(Entries from a dataset)
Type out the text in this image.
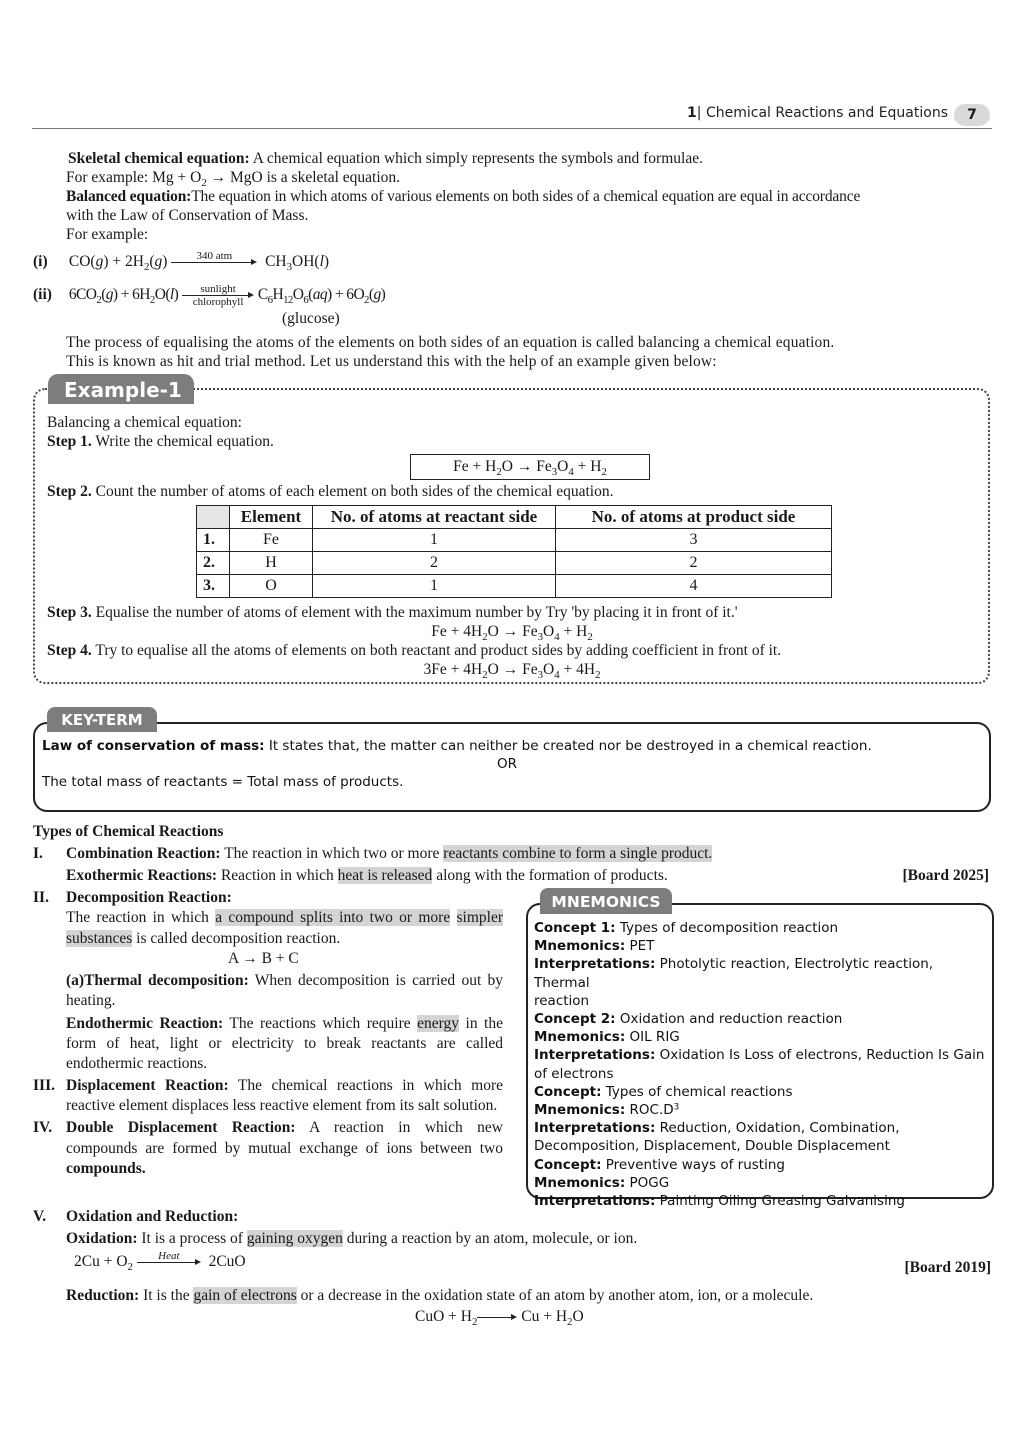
1| Chemical Reactions and Equations	7
Skeletal chemical equation: A chemical equation which simply represents the symbols and formulae.
For example: $Mg + O_2$ → MgO is a skeletal equation.
Balanced equation:The equation in which atoms of various elements on both sides of a chemical equation are equal in accordance
with the Law of Conservation of Mass.
For example:
(i) $CO(g) + 2H_2(g)$	340 atm	$CH_3OH(l)$
(ii) $6CO_2(g) + 6H_2O(l)$	sunlight
chlorophyll $C_6H_{12}O_6(aq) + 6O_2(g)$
(glucose)
The process of equalising the atoms of the elements on both sides of an equation is called balancing a chemical equation.
This is known as hit and trial method. Let us understand this with the help of an example given below:
Example-1
Balancing a chemical equation:
Step 1. Write the chemical equation.
$Fe + H_2O \to Fe_3O_4 + H_2$
Step 2. Count the number of atoms of each element on both sides of the chemical equation.
	Element	No. of atoms at reactant side	No. of atoms at product side
1.	Fe	1	3
2.	H	2	2
3.	O	1	4
Step 3. Equalise the number of atoms of element with the maximum number by Try 'by placing it in front of it.'
$Fe + 4H_2O \to Fe_3O_4 + H_2$
Step 4. Try to equalise all the atoms of elements on both reactant and product sides by adding coefficient in front of it.
$3Fe + 4H_2O \to Fe_3O_4 + 4H_2$
KEY-TERM
Law of conservation of mass: It states that, the matter can neither be created nor be destroyed in a chemical reaction.
OR
The total mass of reactants = Total mass of products.
Types of Chemical Reactions
I.	Combination Reaction: The reaction in which two or more reactants combine to form a single product.
Exothermic Reactions: Reaction in which heat is released along with the formation of products.	[Board 2025]
II.	Decomposition Reaction:
The reaction in which a compound splits into two or more simpler substances is called decomposition reaction.
A → B + C
(a)Thermal decomposition: When decomposition is carried out by heating.
Endothermic Reaction: The reactions which require energy in the form of heat, light or electricity to break reactants are called endothermic reactions.
III. Displacement Reaction: The chemical reactions in which more reactive element displaces less reactive element from its salt solution.
IV. Double Displacement Reaction: A reaction in which new compounds are formed by mutual exchange of ions between two compounds.
MNEMONICS
Concept 1: Types of decomposition reaction
Mnemonics: PET
Interpretations: Photolytic reaction, Electrolytic reaction, Thermal
reaction
Concept 2: Oxidation and reduction reaction
Mnemonics: OIL RIG
Interpretations: Oxidation Is Loss of electrons, Reduction Is Gain
of electrons
Concept: Types of chemical reactions
Mnemonics: $ROC.D^3$
Interpretations: Reduction, Oxidation, Combination,
Decomposition, Displacement, Double Displacement
Concept: Preventive ways of rusting
Mnemonics: POGG
Interpretations: Painting Oiling Greasing Galvanising
V.	Oxidation and Reduction:
Oxidation: It is a process of gaining oxygen during a reaction by an atom, molecule, or ion.
$2Cu + O_2$
Heat	2CuO	[Board 2019]
Reduction: It is the gain of electrons or a decrease in the oxidation state of an atom by another atom, ion, or a molecule.
CuO + $H_2$	$Cu + H_2O$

- [WHAT IS REQUIRED]: Search the records for the word "electrons" and copy every line where it occurs.

- [WRITTEN ANSWER]:
Interpretations: Oxidation Is Loss of electrons, Reduction Is Gain
of electrons
Reduction: It is the gain of electrons or a decrease in the oxidation state of an atom by another atom, ion, or a molecule.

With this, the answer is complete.